Stored data entries
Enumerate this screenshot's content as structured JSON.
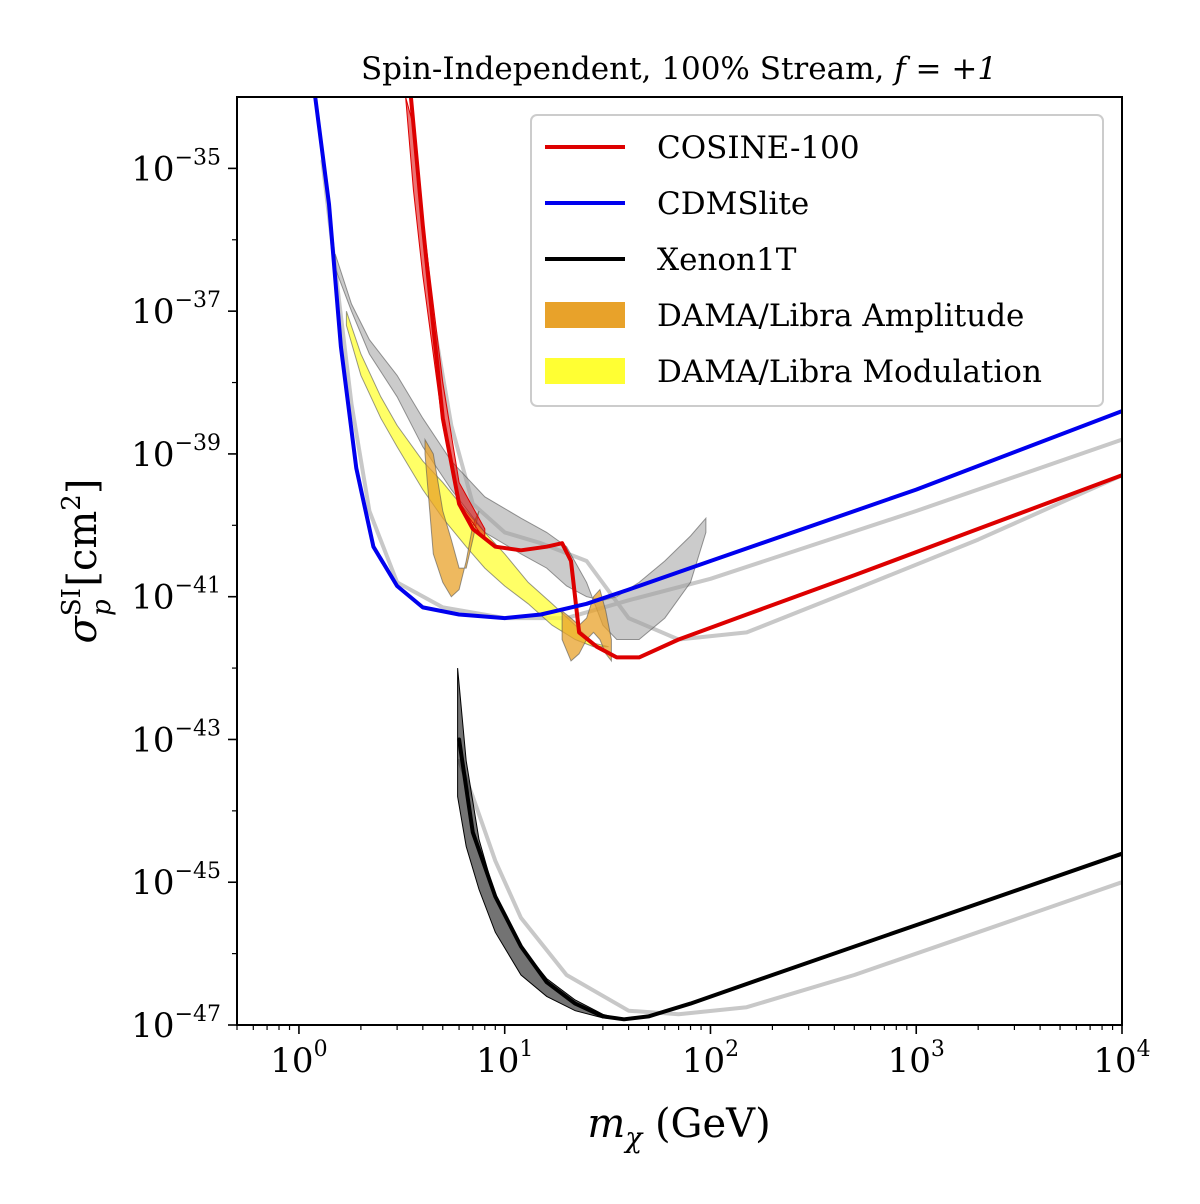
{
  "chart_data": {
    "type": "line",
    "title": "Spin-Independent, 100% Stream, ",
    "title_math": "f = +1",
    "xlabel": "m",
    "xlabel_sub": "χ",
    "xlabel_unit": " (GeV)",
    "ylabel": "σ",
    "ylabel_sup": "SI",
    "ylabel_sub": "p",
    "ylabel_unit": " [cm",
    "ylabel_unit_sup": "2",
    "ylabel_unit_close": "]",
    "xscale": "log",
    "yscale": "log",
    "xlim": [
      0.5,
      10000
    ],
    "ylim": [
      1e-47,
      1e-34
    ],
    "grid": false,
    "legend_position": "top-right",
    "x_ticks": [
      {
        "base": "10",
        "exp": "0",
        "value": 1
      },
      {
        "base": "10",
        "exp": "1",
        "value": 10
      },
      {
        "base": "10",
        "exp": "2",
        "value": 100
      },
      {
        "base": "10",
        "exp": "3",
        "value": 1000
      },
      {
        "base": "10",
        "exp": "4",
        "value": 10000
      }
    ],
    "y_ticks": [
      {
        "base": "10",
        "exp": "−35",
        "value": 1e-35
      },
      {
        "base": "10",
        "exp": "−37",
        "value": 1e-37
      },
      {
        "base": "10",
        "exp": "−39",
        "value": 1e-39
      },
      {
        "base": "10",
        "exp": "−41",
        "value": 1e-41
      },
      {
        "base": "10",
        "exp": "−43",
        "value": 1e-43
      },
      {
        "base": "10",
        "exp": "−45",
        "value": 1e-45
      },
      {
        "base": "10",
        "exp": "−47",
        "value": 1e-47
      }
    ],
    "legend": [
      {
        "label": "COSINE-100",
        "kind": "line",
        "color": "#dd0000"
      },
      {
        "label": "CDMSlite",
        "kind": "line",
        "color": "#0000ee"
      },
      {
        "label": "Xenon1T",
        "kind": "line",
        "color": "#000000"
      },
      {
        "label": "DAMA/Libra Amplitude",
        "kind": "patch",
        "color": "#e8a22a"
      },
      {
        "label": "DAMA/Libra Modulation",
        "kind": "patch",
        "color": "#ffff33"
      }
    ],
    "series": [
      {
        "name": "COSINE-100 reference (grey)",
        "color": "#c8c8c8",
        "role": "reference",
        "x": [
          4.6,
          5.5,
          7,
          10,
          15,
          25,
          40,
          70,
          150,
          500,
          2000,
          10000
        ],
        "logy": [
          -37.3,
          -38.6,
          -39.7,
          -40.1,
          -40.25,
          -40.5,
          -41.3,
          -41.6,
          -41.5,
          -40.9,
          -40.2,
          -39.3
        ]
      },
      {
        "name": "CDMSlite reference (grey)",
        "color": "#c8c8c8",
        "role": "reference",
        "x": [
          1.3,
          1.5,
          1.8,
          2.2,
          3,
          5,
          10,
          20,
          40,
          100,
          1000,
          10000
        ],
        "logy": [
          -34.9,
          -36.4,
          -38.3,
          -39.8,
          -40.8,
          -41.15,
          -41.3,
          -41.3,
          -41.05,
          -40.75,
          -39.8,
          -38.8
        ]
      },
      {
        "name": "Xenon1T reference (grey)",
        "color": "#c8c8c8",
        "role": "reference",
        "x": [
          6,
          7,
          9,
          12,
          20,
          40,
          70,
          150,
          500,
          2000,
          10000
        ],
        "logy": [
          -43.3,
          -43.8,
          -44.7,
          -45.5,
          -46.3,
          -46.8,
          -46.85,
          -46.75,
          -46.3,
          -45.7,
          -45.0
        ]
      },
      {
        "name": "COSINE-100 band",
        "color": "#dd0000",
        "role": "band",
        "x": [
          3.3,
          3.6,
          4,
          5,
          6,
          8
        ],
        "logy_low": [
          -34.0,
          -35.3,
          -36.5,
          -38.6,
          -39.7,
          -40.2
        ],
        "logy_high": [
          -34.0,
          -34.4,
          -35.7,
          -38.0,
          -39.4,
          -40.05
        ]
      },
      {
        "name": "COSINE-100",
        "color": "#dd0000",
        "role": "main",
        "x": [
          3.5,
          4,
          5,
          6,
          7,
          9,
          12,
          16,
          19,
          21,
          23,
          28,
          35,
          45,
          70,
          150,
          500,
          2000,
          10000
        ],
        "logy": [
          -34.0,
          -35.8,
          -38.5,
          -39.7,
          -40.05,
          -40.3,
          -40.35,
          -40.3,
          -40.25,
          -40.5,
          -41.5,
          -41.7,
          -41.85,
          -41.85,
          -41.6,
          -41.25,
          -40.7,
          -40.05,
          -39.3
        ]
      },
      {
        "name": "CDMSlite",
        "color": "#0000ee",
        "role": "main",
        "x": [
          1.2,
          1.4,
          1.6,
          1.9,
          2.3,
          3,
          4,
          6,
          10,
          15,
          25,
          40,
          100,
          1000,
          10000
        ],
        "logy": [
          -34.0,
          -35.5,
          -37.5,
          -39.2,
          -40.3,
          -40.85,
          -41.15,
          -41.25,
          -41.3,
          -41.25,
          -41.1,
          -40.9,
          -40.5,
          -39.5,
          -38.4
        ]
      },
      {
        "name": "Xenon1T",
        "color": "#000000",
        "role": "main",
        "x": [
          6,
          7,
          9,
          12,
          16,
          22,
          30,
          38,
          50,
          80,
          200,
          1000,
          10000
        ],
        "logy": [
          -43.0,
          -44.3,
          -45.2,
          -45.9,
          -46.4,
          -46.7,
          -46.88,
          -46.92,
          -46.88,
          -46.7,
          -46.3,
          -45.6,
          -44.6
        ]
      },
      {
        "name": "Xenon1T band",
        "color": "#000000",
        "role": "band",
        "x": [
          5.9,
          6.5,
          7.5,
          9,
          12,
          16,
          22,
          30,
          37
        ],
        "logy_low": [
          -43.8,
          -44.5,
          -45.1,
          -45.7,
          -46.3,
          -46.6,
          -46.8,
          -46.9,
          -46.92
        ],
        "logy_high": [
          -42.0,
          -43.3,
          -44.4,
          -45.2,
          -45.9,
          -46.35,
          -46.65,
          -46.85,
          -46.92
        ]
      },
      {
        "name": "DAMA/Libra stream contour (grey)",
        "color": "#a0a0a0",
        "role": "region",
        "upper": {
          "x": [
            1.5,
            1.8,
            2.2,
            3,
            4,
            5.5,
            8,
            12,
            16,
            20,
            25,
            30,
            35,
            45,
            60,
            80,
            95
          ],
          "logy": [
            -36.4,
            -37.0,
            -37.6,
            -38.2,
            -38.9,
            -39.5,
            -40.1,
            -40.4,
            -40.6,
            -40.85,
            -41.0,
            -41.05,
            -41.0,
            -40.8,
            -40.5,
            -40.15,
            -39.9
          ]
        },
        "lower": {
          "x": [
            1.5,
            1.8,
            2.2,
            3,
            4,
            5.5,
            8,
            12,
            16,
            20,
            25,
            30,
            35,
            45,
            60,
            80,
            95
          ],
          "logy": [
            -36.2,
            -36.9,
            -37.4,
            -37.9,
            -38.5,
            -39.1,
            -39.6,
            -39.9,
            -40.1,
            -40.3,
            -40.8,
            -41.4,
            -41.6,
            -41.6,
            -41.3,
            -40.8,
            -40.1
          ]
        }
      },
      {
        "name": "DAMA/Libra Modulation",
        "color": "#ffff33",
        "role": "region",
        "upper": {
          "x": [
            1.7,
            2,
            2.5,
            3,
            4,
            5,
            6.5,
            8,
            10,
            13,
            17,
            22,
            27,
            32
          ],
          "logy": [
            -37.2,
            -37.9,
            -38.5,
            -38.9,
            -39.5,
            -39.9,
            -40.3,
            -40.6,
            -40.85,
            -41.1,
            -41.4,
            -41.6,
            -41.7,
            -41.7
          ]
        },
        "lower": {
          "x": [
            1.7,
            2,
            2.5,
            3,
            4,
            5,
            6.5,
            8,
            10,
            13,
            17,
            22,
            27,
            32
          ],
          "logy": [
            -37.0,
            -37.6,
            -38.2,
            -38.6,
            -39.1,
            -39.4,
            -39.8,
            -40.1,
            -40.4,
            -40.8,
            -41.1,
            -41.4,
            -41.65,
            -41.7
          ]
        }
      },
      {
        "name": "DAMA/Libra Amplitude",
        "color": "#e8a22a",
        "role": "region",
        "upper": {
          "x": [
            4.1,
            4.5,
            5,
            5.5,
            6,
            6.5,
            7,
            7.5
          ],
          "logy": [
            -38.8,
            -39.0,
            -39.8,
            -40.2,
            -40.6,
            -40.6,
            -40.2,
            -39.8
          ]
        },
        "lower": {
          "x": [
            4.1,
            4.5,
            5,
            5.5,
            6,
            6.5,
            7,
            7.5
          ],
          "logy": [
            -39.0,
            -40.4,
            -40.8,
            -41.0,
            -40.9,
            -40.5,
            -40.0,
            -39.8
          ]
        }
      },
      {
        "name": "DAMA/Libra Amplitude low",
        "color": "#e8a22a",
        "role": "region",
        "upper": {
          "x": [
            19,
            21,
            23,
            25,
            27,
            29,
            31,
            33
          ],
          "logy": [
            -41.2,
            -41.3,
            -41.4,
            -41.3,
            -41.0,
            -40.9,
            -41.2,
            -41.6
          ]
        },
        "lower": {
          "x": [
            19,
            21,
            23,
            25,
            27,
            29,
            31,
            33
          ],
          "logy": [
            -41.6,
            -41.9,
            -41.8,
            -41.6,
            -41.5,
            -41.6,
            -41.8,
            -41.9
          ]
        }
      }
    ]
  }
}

==

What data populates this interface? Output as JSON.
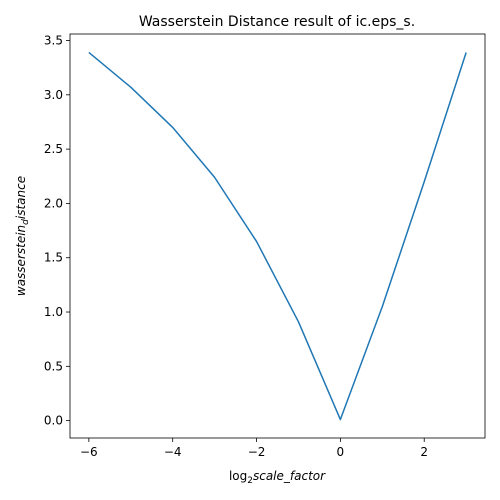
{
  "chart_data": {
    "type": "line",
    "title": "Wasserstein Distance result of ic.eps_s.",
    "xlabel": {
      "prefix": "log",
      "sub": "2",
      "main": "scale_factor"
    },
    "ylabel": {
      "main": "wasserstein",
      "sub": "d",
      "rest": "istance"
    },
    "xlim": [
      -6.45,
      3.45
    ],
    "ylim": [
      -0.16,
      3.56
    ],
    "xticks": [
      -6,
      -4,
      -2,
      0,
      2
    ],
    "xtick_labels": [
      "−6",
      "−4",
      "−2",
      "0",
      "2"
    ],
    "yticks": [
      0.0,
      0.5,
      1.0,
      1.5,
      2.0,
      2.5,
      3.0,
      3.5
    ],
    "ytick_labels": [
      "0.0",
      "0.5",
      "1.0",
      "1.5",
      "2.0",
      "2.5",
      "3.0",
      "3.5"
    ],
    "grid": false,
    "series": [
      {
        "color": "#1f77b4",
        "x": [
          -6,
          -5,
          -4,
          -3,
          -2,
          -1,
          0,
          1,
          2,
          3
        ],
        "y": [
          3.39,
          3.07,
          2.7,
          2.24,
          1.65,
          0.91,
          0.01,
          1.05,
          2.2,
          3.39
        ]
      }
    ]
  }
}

▶ **The exercise**
From the entries above, return each line with the word "DAMA" in it.

▶ **Worked solution**
        "label": "DAMA/Libra Amplitude",
        "label": "DAMA/Libra Modulation",
        "name": "DAMA/Libra stream contour (grey)",
        "name": "DAMA/Libra Modulation",
        "name": "DAMA/Libra Amplitude",
        "name": "DAMA/Libra Amplitude low",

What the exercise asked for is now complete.